-- start of STORED ROWS --
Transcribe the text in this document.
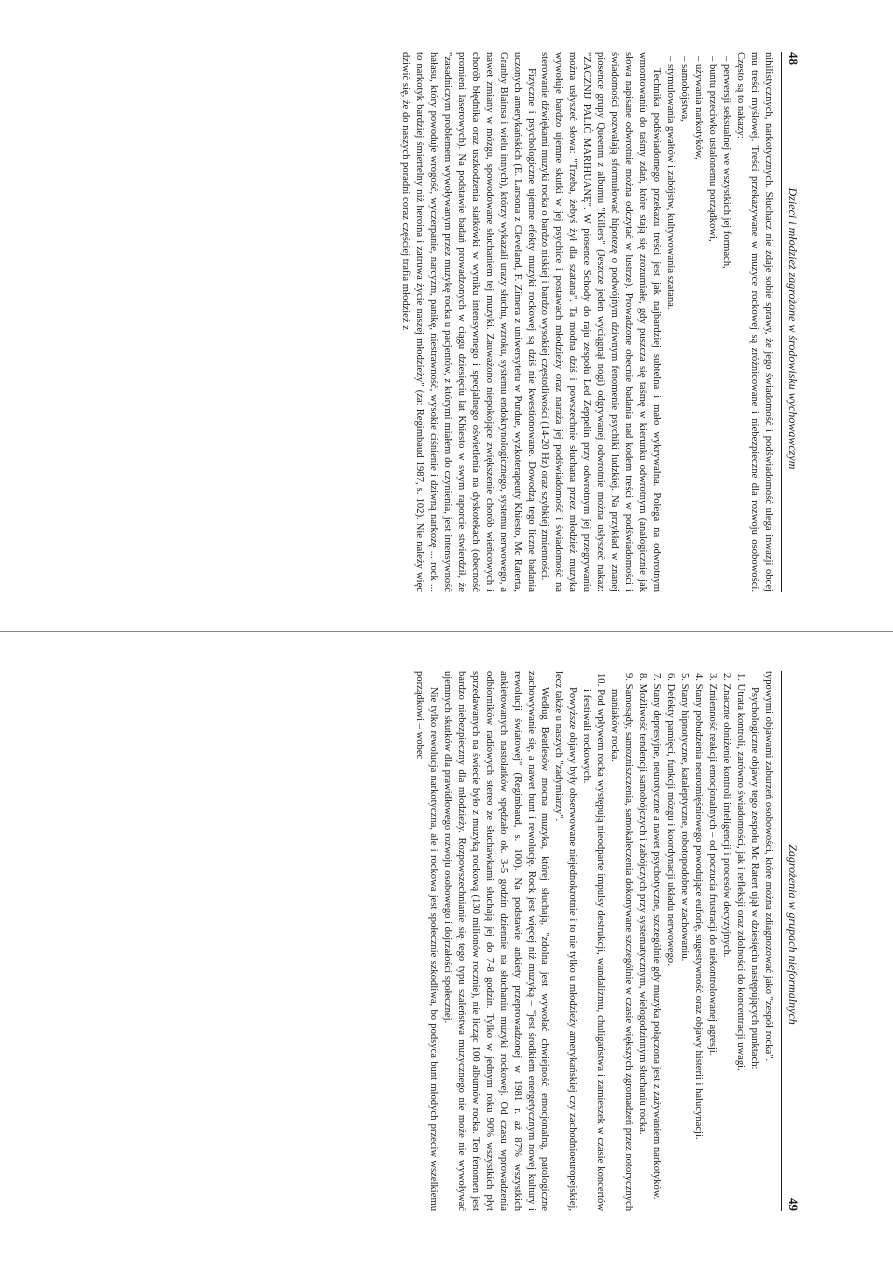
48
Dzieci i młodzież zagrożone w środowisku wychowawczym

nihilistycznych, narkotycznych. Słuchacz nie zdaje sobie sprawy, że jego świadomość i podświadomość ulega inwazji obcej mu treści myślowej. Treści przekazywane w muzyce rockowej są zróżnicowane i niebezpieczne dla rozwoju osobowości. Często są to nakazy:

– perwersji seksualnej we wszystkich jej formach,
– buntu przeciwko ustalonemu porządkowi,
– używania narkotyków,
– samobójstwa,
– stymulowania gwałtów i zabójstw, kultywowania szatana.

Technika podświadomego przekazu treści jest jak najbardziej subtelna i mało wykrywalna. Polega na odwrotnym wmontowaniu do taśmy zdań, które stają się zrozumiałe, gdy puszcza się taśmę w kierunku odwrotnym (analogicznie jak słowa napisane odwrotnie można odczytać w lustrze). Prowadzone obecnie badania nad kodem treści w podświadomości i świadomości pozwalają sformułować hipotezę o podwójnym dziwnym fenomenie psychiki ludzkiej. Na przykład w znanej piosence grupy Queenm z albumu "Killers" (Jeszcze jeden wyciągnął nogi) odgrywanej odwrotnie można usłyszeć nakaz: "ZACZNIJ PALIĆ MARIHUANĘ". W piosence Schody do raju zespołu Led Zeppelin przy odwrotnym jej przegrywaniu można usłyszeć słowa: "Trzeba, żebyś żył dla szatana". Ta modna dziś i powszechnie słuchana przez młodzież muzyka wywołuje bardzo ujemne skutki w jej psychice i postawach młodzieży oraz naraża jej podświadomość i świadomość na sterowanie dźwiękami muzyki rocka o bardzo niskiej i bardzo wysokiej częstotliwości (14-20 Hz) oraz szybkiej zmienności.

Fizyczne i psychologiczne ujemne efekty muzyki rockowej są dziś nie kwestionowane. Dowodzą tego liczne badania uczonych amerykańskich (E. Larsona z Cleveland, F. Zimera z uniwersytetu w Purdue, wyzkoterapeuty Khiesto, Mc Raterta, Granby Blainsa i wielu innych), którzy wykazali urazy słuchu, wzroku, systemu endokrynologicznego, systemu nerwowego, a nawet zmiany w mózgu, spowodowane słuchaniem tej muzyki. Zauważono niepokojące zwiększenie chorób wieńcowych i chorób błędnika oraz uszkodzenia siatkówki w wyniku intensywnego i specjalnego oświetlenia na dyskotekach (obecność promieni laserowych). Na podstawie badań prowadzonych w ciągu dziesięciu lat Khiesto w swym raporcie stwierdził, że "zasadniczym problemem wywoływanym przez muzykę rocka u pacjentów, z którymi miałem do czynienia, jest intensywność hałasu, który powoduje wrogość, wyczerpanie, narcyzm, panikę, niestrawność, wysokie ciśnienie i dziwną narkozę ... rock ... to narkotyk bardziej śmiertelny niż heroina i zatruwa życie naszej młodzieży" (za: Regimbaud 1987, s. 102). Nie należy więc dziwić się, że do naszych poradni coraz częściej trafia młodzież z

Zagrożenia w grupach nieformalnych
49

typowymi objawami zaburzeń osobowości, które można zdiagnozować jako "zespół rocka".

Psychologiczne objawy tego zespołu Mc Ratert ujął w dziesięciu następujących punktach:

1. Utrata kontroli, zarówno świadomości, jak i refleksji oraz zdolności do koncentracji uwagi.
2. Znaczne obniżenie kontroli inteligencji i procesów decyzyjnych.
3. Zmienność reakcji emocjonalnych – od poczucia frustracji do niekontrolowanej agresji.
4. Stany pobudzenia neuromięśniowego powodujące euforię, sugestywność oraz objawy histerii i halucynacji.
5. Stany hipnotyczne, kataleptyczne, robotopodobne w zachowaniu.
6. Defekty pamięci, funkcji mózgu i koordynacji układu nerwowego.
7. Stany depresyjne, neurotyczne a nawet psychotyczne, szczególnie gdy muzyka połączona jest z zażywaniem narkotyków.
8. Możliwość tendencji samobójczych i zabójczych przy systematycznym, wielogodzinnym słuchaniu rocka.
9. Samosądy, samozniszczenia, samokaleczenia dokonywane szczególnie w czasie większych zgromadzeń przez notorycznych maniaków rocka.
10. Pod wpływem rocka występują nieodparte impulsy destrukcji, wandalizmu, chuligaństwa i zamieszek w czasie koncertów i festiwali rockowych.

Powyższe objawy były obserwowane niejednokrotnie i to nie tylko u młodzieży amerykańskiej czy zachodnioeuropejskiej, lecz także u naszych "zadymiarzy".

Według Beatlesów mocna muzyka, której słuchają, "zdolna jest wywołać chwiejność emocjonalną, patologiczne zachowywanie się, a nawet bunt i rewolucję. Rock jest więcej niż muzyką – "jest środkiem energetycznym nowej kultury i rewolucji światowej" (Regimbaud, s. 100). Na podstawie ankiety przeprowadzonej w 1981 r. aż 87% wszystkich ankietowanych nastolatków spędzało ok. 3-5 godzin dziennie na słuchaniu muzyki rockowej. Od czasu wprowadzenia odbiorników radiowych stereo ze słuchawkami słuchają jej do 7-8 godzin. Tylko w jednym roku 90% wszystkich płyt sprzedawanych na świecie było z muzyką rockową (130 milionów rocznie), nie licząc 100 albumów rocka. Ten fenomen jest bardzo niebezpieczny dla młodzieży. Rozpowszechnianie się tego typu szaleństwa muzycznego nie może nie wywoływać ujemnych skutków dla prawidłowego rozwoju osobowego i dojrzałości społecznej.

Nie tylko rewolucja narkotyczna, ale i rockowa jest społecznie szkodliwa, bo podsyca bunt młodych przeciw wszelkiemu porządkowi – wobec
-- end of STORED ROWS --
* [WHAT IS EXPECTED]
Print out the whole of the material word for word, without pictures.

* [PROBLEM SOLUTION]
Transcribe the text in this document.
48
Dzieci i młodzież zagrożone w środowisku wychowawczym

nihilistycznych, narkotycznych. Słuchacz nie zdaje sobie sprawy, że jego świadomość i podświadomość ulega inwazji obcej mu treści myślowej. Treści przekazywane w muzyce rockowej są zróżnicowane i niebezpieczne dla rozwoju osobowości. Często są to nakazy:

– perwersji seksualnej we wszystkich jej formach,
– buntu przeciwko ustalonemu porządkowi,
– używania narkotyków,
– samobójstwa,
– stymulowania gwałtów i zabójstw, kultywowania szatana.

Technika podświadomego przekazu treści jest jak najbardziej subtelna i mało wykrywalna. Polega na odwrotnym wmontowaniu do taśmy zdań, które stają się zrozumiałe, gdy puszcza się taśmę w kierunku odwrotnym (analogicznie jak słowa napisane odwrotnie można odczytać w lustrze). Prowadzone obecnie badania nad kodem treści w podświadomości i świadomości pozwalają sformułować hipotezę o podwójnym dziwnym fenomenie psychiki ludzkiej. Na przykład w znanej piosence grupy Queenm z albumu "Killers" (Jeszcze jeden wyciągnął nogi) odgrywanej odwrotnie można usłyszeć nakaz: "ZACZNIJ PALIĆ MARIHUANĘ". W piosence Schody do raju zespołu Led Zeppelin przy odwrotnym jej przegrywaniu można usłyszeć słowa: "Trzeba, żebyś żył dla szatana". Ta modna dziś i powszechnie słuchana przez młodzież muzyka wywołuje bardzo ujemne skutki w jej psychice i postawach młodzieży oraz naraża jej podświadomość i świadomość na sterowanie dźwiękami muzyki rocka o bardzo niskiej i bardzo wysokiej częstotliwości (14-20 Hz) oraz szybkiej zmienności.

Fizyczne i psychologiczne ujemne efekty muzyki rockowej są dziś nie kwestionowane. Dowodzą tego liczne badania uczonych amerykańskich (E. Larsona z Cleveland, F. Zimera z uniwersytetu w Purdue, wyzkoterapeuty Khiesto, Mc Raterta, Granby Blainsa i wielu innych), którzy wykazali urazy słuchu, wzroku, systemu endokrynologicznego, systemu nerwowego, a nawet zmiany w mózgu, spowodowane słuchaniem tej muzyki. Zauważono niepokojące zwiększenie chorób wieńcowych i chorób błędnika oraz uszkodzenia siatkówki w wyniku intensywnego i specjalnego oświetlenia na dyskotekach (obecność promieni laserowych). Na podstawie badań prowadzonych w ciągu dziesięciu lat Khiesto w swym raporcie stwierdził, że "zasadniczym problemem wywoływanym przez muzykę rocka u pacjentów, z którymi miałem do czynienia, jest intensywność hałasu, który powoduje wrogość, wyczerpanie, narcyzm, panikę, niestrawność, wysokie ciśnienie i dziwną narkozę ... rock ... to narkotyk bardziej śmiertelny niż heroina i zatruwa życie naszej młodzieży" (za: Regimbaud 1987, s. 102). Nie należy więc dziwić się, że do naszych poradni coraz częściej trafia młodzież z

Zagrożenia w grupach nieformalnych
49

typowymi objawami zaburzeń osobowości, które można zdiagnozować jako "zespół rocka".

Psychologiczne objawy tego zespołu Mc Ratert ujął w dziesięciu następujących punktach:

1. Utrata kontroli, zarówno świadomości, jak i refleksji oraz zdolności do koncentracji uwagi.
2. Znaczne obniżenie kontroli inteligencji i procesów decyzyjnych.
3. Zmienność reakcji emocjonalnych – od poczucia frustracji do niekontrolowanej agresji.
4. Stany pobudzenia neuromięśniowego powodujące euforię, sugestywność oraz objawy histerii i halucynacji.
5. Stany hipnotyczne, kataleptyczne, robotopodobne w zachowaniu.
6. Defekty pamięci, funkcji mózgu i koordynacji układu nerwowego.
7. Stany depresyjne, neurotyczne a nawet psychotyczne, szczególnie gdy muzyka połączona jest z zażywaniem narkotyków.
8. Możliwość tendencji samobójczych i zabójczych przy systematycznym, wielogodzinnym słuchaniu rocka.
9. Samosądy, samozniszczenia, samokaleczenia dokonywane szczególnie w czasie większych zgromadzeń przez notorycznych maniaków rocka.
10. Pod wpływem rocka występują nieodparte impulsy destrukcji, wandalizmu, chuligaństwa i zamieszek w czasie koncertów i festiwali rockowych.

Powyższe objawy były obserwowane niejednokrotnie i to nie tylko u młodzieży amerykańskiej czy zachodnioeuropejskiej, lecz także u naszych "zadymiarzy".

Według Beatlesów mocna muzyka, której słuchają, "zdolna jest wywołać chwiejność emocjonalną, patologiczne zachowywanie się, a nawet bunt i rewolucję. Rock jest więcej niż muzyką – "jest środkiem energetycznym nowej kultury i rewolucji światowej" (Regimbaud, s. 100). Na podstawie ankiety przeprowadzonej w 1981 r. aż 87% wszystkich ankietowanych nastolatków spędzało ok. 3-5 godzin dziennie na słuchaniu muzyki rockowej. Od czasu wprowadzenia odbiorników radiowych stereo ze słuchawkami słuchają jej do 7-8 godzin. Tylko w jednym roku 90% wszystkich płyt sprzedawanych na świecie było z muzyką rockową (130 milionów rocznie), nie licząc 100 albumów rocka. Ten fenomen jest bardzo niebezpieczny dla młodzieży. Rozpowszechnianie się tego typu szaleństwa muzycznego nie może nie wywoływać ujemnych skutków dla prawidłowego rozwoju osobowego i dojrzałości społecznej.

Nie tylko rewolucja narkotyczna, ale i rockowa jest społecznie szkodliwa, bo podsyca bunt młodych przeciw wszelkiemu porządkowi – wobec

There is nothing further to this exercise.